The task →
Note each line of the listing that contains the string "Bureau", and copy it.

Dataset listings of figures →
● ● ● ● ●
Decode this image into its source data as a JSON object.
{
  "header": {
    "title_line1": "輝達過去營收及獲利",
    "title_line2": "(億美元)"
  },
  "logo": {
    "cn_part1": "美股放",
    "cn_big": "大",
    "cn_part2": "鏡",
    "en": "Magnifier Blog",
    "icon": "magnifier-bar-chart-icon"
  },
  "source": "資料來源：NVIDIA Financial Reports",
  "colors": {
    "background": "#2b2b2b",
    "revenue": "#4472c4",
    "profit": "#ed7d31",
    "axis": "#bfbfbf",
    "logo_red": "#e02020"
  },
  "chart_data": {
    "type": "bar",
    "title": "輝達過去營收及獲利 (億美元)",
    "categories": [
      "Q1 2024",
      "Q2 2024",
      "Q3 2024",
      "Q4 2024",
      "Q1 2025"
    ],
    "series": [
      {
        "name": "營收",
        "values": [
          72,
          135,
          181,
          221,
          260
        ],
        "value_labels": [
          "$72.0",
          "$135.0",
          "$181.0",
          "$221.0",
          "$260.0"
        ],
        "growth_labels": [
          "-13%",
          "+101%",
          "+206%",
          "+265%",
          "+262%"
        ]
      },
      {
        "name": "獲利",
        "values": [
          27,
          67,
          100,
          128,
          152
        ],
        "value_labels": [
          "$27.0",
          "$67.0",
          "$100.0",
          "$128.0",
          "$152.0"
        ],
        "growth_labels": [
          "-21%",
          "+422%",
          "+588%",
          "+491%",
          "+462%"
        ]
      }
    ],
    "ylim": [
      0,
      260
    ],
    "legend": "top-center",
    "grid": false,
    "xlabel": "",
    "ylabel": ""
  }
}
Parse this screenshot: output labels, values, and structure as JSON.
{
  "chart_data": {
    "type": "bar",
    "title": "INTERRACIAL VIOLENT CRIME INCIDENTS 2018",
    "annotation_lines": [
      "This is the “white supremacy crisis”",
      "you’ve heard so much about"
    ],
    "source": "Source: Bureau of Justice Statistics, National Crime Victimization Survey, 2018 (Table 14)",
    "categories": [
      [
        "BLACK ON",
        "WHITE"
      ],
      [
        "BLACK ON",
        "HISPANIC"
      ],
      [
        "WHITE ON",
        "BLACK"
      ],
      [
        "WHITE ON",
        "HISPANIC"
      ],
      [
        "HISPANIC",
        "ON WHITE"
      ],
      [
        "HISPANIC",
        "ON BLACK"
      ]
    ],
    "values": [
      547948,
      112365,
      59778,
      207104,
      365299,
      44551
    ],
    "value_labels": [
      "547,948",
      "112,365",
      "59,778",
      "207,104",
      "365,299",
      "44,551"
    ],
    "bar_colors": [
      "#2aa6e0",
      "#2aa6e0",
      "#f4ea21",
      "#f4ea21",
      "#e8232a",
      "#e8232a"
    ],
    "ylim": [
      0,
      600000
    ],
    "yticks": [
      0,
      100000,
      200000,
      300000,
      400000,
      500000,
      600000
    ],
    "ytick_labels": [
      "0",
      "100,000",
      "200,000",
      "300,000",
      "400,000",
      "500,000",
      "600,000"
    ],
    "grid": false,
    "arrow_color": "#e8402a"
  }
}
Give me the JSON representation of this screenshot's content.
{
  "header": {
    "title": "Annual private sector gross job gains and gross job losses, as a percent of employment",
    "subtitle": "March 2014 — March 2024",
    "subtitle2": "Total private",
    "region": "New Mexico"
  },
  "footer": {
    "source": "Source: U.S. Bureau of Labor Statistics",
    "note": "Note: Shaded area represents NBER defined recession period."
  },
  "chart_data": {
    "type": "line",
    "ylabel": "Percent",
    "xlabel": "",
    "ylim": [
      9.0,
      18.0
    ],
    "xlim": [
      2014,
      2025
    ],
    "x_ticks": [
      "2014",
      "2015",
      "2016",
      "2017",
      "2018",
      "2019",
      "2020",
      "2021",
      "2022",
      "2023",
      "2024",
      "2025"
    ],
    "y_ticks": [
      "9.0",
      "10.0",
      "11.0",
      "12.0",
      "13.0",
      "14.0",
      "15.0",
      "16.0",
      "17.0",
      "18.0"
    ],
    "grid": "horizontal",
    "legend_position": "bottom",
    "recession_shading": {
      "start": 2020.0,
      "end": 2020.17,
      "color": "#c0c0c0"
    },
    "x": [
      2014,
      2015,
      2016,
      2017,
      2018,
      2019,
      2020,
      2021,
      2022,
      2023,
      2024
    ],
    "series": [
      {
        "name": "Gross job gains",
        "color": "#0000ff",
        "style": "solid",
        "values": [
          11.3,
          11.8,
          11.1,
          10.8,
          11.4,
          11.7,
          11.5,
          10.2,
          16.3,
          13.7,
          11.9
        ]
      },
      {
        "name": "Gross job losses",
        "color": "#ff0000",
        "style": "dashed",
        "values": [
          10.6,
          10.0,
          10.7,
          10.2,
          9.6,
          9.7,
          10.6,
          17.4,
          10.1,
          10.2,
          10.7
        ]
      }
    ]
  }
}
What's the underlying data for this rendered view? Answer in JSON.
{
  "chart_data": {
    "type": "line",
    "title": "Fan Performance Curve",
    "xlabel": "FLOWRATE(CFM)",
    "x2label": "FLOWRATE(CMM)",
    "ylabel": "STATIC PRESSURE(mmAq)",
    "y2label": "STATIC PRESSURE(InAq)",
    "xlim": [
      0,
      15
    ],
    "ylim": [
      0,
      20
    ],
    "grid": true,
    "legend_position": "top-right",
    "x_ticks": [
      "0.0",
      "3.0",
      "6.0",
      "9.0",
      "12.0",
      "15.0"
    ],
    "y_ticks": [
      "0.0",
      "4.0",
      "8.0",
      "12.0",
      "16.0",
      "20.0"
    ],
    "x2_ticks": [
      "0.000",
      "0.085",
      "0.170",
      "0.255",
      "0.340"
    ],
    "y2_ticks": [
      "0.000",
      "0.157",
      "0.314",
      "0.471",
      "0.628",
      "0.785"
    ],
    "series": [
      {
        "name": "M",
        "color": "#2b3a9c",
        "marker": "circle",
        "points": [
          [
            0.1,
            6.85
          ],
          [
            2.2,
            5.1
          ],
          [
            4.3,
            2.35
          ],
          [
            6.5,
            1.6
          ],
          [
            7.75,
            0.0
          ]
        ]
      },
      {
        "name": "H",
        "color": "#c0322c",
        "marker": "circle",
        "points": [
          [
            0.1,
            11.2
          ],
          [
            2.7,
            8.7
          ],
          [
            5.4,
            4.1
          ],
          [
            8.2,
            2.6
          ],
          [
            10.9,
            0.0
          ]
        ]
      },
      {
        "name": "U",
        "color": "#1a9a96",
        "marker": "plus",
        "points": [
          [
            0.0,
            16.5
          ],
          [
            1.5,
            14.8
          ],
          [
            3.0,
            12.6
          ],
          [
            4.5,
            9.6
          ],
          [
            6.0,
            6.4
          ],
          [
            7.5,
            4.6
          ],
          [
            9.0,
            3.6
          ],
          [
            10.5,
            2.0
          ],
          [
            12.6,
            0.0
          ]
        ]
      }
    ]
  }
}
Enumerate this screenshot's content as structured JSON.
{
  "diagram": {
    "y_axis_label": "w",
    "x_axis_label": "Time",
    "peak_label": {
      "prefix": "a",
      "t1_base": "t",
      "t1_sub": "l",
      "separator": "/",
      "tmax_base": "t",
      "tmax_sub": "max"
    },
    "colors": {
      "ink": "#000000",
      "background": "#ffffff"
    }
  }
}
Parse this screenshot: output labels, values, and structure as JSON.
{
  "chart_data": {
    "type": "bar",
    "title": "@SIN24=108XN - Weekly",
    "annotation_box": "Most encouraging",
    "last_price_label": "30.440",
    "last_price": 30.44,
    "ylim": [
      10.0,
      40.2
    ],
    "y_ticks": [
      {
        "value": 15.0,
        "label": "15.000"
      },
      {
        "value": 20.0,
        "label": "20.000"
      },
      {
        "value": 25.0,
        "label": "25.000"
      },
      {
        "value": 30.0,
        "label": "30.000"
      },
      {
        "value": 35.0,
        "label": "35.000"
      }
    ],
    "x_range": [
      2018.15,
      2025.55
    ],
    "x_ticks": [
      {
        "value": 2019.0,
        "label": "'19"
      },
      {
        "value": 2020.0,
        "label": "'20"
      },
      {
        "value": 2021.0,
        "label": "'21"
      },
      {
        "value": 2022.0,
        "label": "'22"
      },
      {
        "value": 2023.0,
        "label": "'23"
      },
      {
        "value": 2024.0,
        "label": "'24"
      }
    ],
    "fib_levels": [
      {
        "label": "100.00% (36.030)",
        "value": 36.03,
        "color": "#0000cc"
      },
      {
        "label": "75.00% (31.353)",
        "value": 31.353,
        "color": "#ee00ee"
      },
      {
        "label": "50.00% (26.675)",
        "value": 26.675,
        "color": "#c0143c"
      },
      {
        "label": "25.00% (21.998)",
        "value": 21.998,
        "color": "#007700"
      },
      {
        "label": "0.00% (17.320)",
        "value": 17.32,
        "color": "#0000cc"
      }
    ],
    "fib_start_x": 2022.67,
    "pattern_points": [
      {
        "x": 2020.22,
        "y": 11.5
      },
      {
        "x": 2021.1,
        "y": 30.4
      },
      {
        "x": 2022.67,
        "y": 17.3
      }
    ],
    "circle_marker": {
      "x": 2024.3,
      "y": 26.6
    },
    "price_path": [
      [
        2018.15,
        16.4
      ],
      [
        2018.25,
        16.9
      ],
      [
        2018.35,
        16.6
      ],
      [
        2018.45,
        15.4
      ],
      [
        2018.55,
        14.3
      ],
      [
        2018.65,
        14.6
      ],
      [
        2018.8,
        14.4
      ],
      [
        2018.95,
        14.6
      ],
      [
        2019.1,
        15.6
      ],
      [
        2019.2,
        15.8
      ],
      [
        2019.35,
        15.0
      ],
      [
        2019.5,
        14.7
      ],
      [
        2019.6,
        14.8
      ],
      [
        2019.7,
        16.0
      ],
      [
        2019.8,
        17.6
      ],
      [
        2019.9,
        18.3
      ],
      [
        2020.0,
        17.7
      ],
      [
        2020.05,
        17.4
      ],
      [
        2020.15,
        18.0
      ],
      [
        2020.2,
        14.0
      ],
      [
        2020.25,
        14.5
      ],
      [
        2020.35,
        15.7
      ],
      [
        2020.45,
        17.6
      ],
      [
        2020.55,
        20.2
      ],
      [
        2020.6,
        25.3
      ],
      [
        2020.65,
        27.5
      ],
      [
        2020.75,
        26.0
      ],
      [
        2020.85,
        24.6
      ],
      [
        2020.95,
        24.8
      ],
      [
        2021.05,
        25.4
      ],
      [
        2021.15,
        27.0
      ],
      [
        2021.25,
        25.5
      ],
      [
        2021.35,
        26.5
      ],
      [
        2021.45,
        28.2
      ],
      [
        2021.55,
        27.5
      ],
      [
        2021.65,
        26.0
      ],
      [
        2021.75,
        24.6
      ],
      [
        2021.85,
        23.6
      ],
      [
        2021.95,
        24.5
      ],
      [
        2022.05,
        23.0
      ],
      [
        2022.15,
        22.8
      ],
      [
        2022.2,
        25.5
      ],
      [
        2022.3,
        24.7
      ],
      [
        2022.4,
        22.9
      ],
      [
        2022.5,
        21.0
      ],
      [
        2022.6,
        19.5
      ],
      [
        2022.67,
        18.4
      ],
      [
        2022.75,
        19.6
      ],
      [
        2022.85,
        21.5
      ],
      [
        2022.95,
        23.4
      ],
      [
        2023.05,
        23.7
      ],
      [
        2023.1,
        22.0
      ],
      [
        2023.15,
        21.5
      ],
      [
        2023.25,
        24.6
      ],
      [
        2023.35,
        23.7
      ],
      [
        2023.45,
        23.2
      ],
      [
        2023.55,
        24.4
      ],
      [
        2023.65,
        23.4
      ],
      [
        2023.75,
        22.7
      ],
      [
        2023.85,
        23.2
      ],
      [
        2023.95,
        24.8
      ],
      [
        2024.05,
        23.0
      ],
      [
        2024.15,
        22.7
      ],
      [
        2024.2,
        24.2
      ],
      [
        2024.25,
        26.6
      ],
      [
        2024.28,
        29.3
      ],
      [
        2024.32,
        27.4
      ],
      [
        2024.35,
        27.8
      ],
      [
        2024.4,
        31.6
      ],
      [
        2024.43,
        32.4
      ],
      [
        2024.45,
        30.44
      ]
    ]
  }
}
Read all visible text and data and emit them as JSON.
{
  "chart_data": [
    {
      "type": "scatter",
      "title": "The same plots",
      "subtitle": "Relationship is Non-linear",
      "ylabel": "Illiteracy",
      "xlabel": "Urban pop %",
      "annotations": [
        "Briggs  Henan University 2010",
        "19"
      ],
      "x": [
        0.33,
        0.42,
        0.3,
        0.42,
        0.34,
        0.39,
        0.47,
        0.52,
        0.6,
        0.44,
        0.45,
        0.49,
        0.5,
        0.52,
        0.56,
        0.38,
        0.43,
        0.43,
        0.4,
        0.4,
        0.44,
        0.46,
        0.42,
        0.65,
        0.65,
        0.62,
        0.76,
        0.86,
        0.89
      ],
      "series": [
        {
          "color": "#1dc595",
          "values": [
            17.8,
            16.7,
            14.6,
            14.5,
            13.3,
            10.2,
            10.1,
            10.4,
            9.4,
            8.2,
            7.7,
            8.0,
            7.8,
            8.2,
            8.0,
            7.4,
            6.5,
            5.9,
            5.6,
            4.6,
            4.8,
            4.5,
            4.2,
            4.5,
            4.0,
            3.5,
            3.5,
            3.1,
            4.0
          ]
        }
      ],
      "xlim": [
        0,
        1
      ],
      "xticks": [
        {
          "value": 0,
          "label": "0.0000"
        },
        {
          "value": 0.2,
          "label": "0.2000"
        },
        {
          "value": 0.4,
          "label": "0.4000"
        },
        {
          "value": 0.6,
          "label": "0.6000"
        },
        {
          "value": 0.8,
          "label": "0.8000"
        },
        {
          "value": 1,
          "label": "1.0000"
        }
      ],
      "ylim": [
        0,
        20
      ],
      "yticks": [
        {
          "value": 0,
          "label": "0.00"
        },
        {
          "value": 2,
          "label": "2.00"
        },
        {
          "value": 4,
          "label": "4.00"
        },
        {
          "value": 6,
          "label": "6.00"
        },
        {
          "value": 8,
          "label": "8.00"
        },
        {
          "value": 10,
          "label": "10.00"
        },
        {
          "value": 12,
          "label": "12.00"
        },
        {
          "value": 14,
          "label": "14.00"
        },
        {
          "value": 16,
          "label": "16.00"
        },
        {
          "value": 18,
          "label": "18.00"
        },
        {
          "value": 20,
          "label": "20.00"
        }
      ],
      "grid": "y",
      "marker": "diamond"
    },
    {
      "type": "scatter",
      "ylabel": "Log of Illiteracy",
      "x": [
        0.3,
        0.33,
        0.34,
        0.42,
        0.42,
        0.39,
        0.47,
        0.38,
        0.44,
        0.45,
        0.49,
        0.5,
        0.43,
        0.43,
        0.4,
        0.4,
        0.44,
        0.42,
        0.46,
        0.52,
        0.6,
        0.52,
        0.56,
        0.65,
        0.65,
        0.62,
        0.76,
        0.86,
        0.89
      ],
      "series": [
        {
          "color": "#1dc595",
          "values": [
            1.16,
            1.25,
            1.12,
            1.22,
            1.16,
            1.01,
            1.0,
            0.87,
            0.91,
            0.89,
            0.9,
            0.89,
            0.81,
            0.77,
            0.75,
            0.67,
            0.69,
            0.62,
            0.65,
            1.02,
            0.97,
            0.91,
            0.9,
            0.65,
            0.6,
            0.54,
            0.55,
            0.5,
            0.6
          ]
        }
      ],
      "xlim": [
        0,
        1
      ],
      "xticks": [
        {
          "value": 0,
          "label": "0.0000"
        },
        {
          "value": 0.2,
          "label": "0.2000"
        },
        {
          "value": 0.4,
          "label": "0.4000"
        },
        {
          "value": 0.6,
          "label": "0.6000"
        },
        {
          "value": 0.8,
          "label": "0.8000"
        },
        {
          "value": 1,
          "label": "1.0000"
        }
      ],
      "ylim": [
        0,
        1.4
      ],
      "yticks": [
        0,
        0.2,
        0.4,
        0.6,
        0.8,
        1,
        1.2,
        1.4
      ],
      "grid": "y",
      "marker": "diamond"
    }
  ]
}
● ● ● ● ●
Exercise response →
    "source": "Source: Bureau of Justice Statistics, National Crime Victimization Survey, 2018 (Table 14)",
    "source": "Source: U.S. Bureau of Labor Statistics",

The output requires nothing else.